:: Do this ::
Your task is to repeat the lines below exactly, excluding any pictures they contain.

** BEGIN Listing **

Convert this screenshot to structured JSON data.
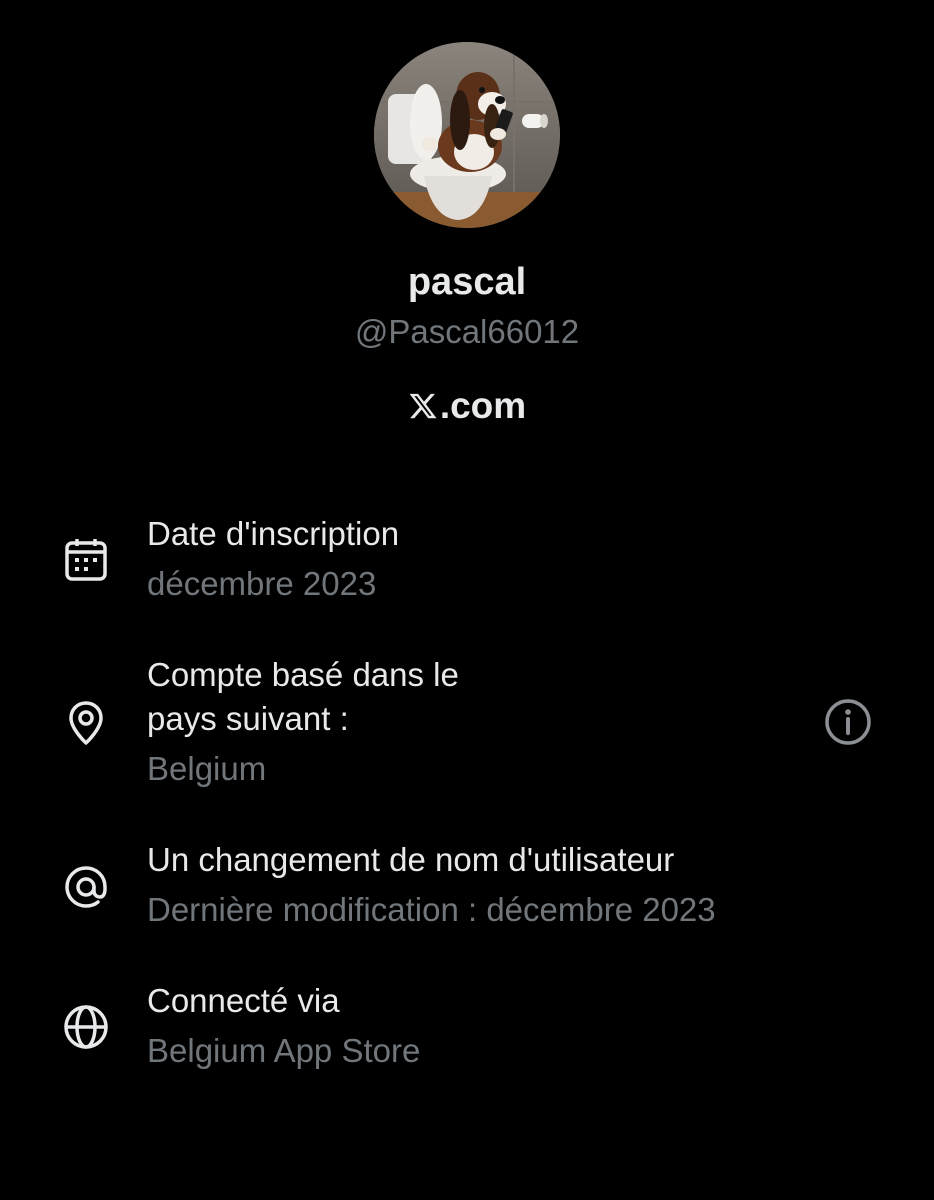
{
  "profile": {
    "display_name": "pascal",
    "handle": "@Pascal66012",
    "site_suffix": ".com"
  },
  "details": [
    {
      "icon": "calendar-icon",
      "title": "Date d'inscription",
      "value": "décembre 2023"
    },
    {
      "icon": "location-pin-icon",
      "title": "Compte basé dans le\npays suivant :",
      "value": "Belgium"
    },
    {
      "icon": "at-sign-icon",
      "title": "Un changement de nom d'utilisateur",
      "value": "Dernière modification : décembre 2023"
    },
    {
      "icon": "globe-icon",
      "title": "Connecté via",
      "value": "Belgium App Store"
    }
  ],
  "colors": {
    "background": "#000000",
    "primary_text": "#e7e9ea",
    "secondary_text": "#71767b"
  }
}
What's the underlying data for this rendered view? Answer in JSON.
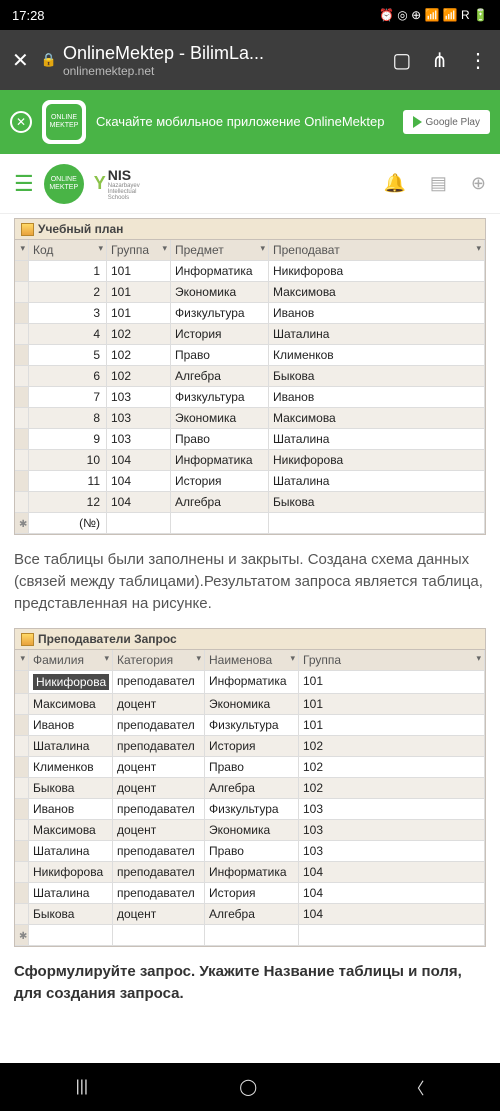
{
  "status": {
    "time": "17:28",
    "icons": "⏰ ◎ ⊕ 📶 📶 R 🔋"
  },
  "browser": {
    "title": "OnlineMektep - BilimLa...",
    "url": "onlinemektep.net"
  },
  "promo": {
    "text": "Скачайте мобильное приложение OnlineMektep",
    "button": "Google Play",
    "logo1": "ONLINE",
    "logo2": "MEKTEP"
  },
  "header": {
    "logo1": "ONLINE",
    "logo2": "MEKTEP",
    "nis": "NIS",
    "nis_sub1": "Nazarbayev",
    "nis_sub2": "Intellectual",
    "nis_sub3": "Schools"
  },
  "table1": {
    "title": "Учебный план",
    "cols": [
      "Код",
      "Группа",
      "Предмет",
      "Преподават"
    ],
    "rows": [
      [
        "1",
        "101",
        "Информатика",
        "Никифорова"
      ],
      [
        "2",
        "101",
        "Экономика",
        "Максимова"
      ],
      [
        "3",
        "101",
        "Физкультура",
        "Иванов"
      ],
      [
        "4",
        "102",
        "История",
        "Шаталина"
      ],
      [
        "5",
        "102",
        "Право",
        "Клименков"
      ],
      [
        "6",
        "102",
        "Алгебра",
        "Быкова"
      ],
      [
        "7",
        "103",
        "Физкультура",
        "Иванов"
      ],
      [
        "8",
        "103",
        "Экономика",
        "Максимова"
      ],
      [
        "9",
        "103",
        "Право",
        "Шаталина"
      ],
      [
        "10",
        "104",
        "Информатика",
        "Никифорова"
      ],
      [
        "11",
        "104",
        "История",
        "Шаталина"
      ],
      [
        "12",
        "104",
        "Алгебра",
        "Быкова"
      ]
    ],
    "footer": "(№)"
  },
  "para1": "Все таблицы были заполнены и закрыты. Создана схема данных (связей между таблицами).Результатом запроса является таблица, представленная на рисунке.",
  "table2": {
    "title": "Преподаватели Запрос",
    "cols": [
      "Фамилия",
      "Категория",
      "Наименова",
      "Группа"
    ],
    "rows": [
      [
        "Никифорова",
        "преподавател",
        "Информатика",
        "101"
      ],
      [
        "Максимова",
        "доцент",
        "Экономика",
        "101"
      ],
      [
        "Иванов",
        "преподавател",
        "Физкультура",
        "101"
      ],
      [
        "Шаталина",
        "преподавател",
        "История",
        "102"
      ],
      [
        "Клименков",
        "доцент",
        "Право",
        "102"
      ],
      [
        "Быкова",
        "доцент",
        "Алгебра",
        "102"
      ],
      [
        "Иванов",
        "преподавател",
        "Физкультура",
        "103"
      ],
      [
        "Максимова",
        "доцент",
        "Экономика",
        "103"
      ],
      [
        "Шаталина",
        "преподавател",
        "Право",
        "103"
      ],
      [
        "Никифорова",
        "преподавател",
        "Информатика",
        "104"
      ],
      [
        "Шаталина",
        "преподавател",
        "История",
        "104"
      ],
      [
        "Быкова",
        "доцент",
        "Алгебра",
        "104"
      ]
    ]
  },
  "para2": "Сформулируйте запрос. Укажите Название таблицы и поля, для создания запроса."
}
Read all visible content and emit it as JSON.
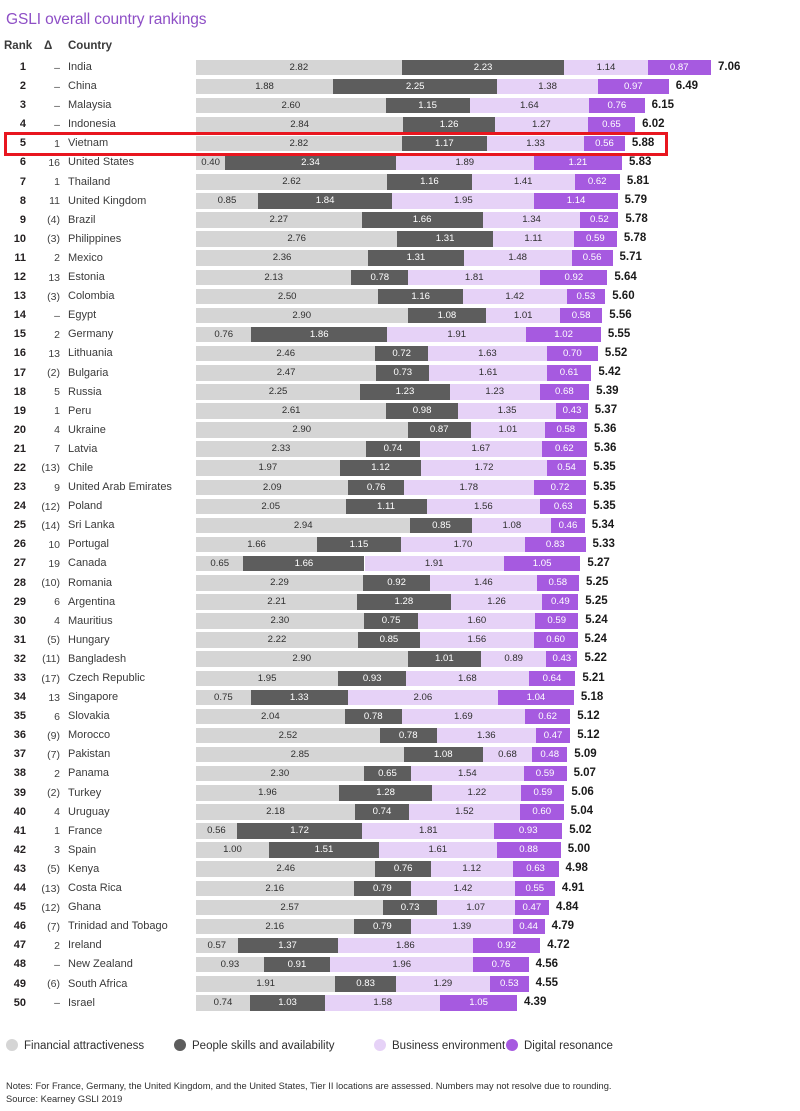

** END Listing **

:: Exercise response ::
Convert this screenshot to structured JSON data.
{
  "profile": {
    "display_name": "pascal",
    "handle": "@Pascal66012",
    "site_suffix": ".com"
  },
  "details": [
    {
      "icon": "calendar-icon",
      "title": "Date d'inscription",
      "value": "décembre 2023"
    },
    {
      "icon": "location-pin-icon",
      "title": "Compte basé dans le\npays suivant :",
      "value": "Belgium"
    },
    {
      "icon": "at-sign-icon",
      "title": "Un changement de nom d'utilisateur",
      "value": "Dernière modification : décembre 2023"
    },
    {
      "icon": "globe-icon",
      "title": "Connecté via",
      "value": "Belgium App Store"
    }
  ],
  "colors": {
    "background": "#000000",
    "primary_text": "#e7e9ea",
    "secondary_text": "#71767b"
  }
}
What's the underlying data for this rendered view? Answer in JSON.
{
  "status": {
    "time": "17:28",
    "icons": "⏰ ◎ ⊕ 📶 📶 R 🔋"
  },
  "browser": {
    "title": "OnlineMektep - BilimLa...",
    "url": "onlinemektep.net"
  },
  "promo": {
    "text": "Скачайте мобильное приложение OnlineMektep",
    "button": "Google Play",
    "logo1": "ONLINE",
    "logo2": "MEKTEP"
  },
  "header": {
    "logo1": "ONLINE",
    "logo2": "MEKTEP",
    "nis": "NIS",
    "nis_sub1": "Nazarbayev",
    "nis_sub2": "Intellectual",
    "nis_sub3": "Schools"
  },
  "table1": {
    "title": "Учебный план",
    "cols": [
      "Код",
      "Группа",
      "Предмет",
      "Преподават"
    ],
    "rows": [
      [
        "1",
        "101",
        "Информатика",
        "Никифорова"
      ],
      [
        "2",
        "101",
        "Экономика",
        "Максимова"
      ],
      [
        "3",
        "101",
        "Физкультура",
        "Иванов"
      ],
      [
        "4",
        "102",
        "История",
        "Шаталина"
      ],
      [
        "5",
        "102",
        "Право",
        "Клименков"
      ],
      [
        "6",
        "102",
        "Алгебра",
        "Быкова"
      ],
      [
        "7",
        "103",
        "Физкультура",
        "Иванов"
      ],
      [
        "8",
        "103",
        "Экономика",
        "Максимова"
      ],
      [
        "9",
        "103",
        "Право",
        "Шаталина"
      ],
      [
        "10",
        "104",
        "Информатика",
        "Никифорова"
      ],
      [
        "11",
        "104",
        "История",
        "Шаталина"
      ],
      [
        "12",
        "104",
        "Алгебра",
        "Быкова"
      ]
    ],
    "footer": "(№)"
  },
  "para1": "Все таблицы были заполнены и закрыты. Создана схема данных (связей между таблицами).Результатом запроса является таблица, представленная на рисунке.",
  "table2": {
    "title": "Преподаватели Запрос",
    "cols": [
      "Фамилия",
      "Категория",
      "Наименова",
      "Группа"
    ],
    "rows": [
      [
        "Никифорова",
        "преподавател",
        "Информатика",
        "101"
      ],
      [
        "Максимова",
        "доцент",
        "Экономика",
        "101"
      ],
      [
        "Иванов",
        "преподавател",
        "Физкультура",
        "101"
      ],
      [
        "Шаталина",
        "преподавател",
        "История",
        "102"
      ],
      [
        "Клименков",
        "доцент",
        "Право",
        "102"
      ],
      [
        "Быкова",
        "доцент",
        "Алгебра",
        "102"
      ],
      [
        "Иванов",
        "преподавател",
        "Физкультура",
        "103"
      ],
      [
        "Максимова",
        "доцент",
        "Экономика",
        "103"
      ],
      [
        "Шаталина",
        "преподавател",
        "Право",
        "103"
      ],
      [
        "Никифорова",
        "преподавател",
        "Информатика",
        "104"
      ],
      [
        "Шаталина",
        "преподавател",
        "История",
        "104"
      ],
      [
        "Быкова",
        "доцент",
        "Алгебра",
        "104"
      ]
    ]
  },
  "para2": "Сформулируйте запрос. Укажите Название таблицы и поля, для создания запроса."
}
Read all visible content and emit it as JSON.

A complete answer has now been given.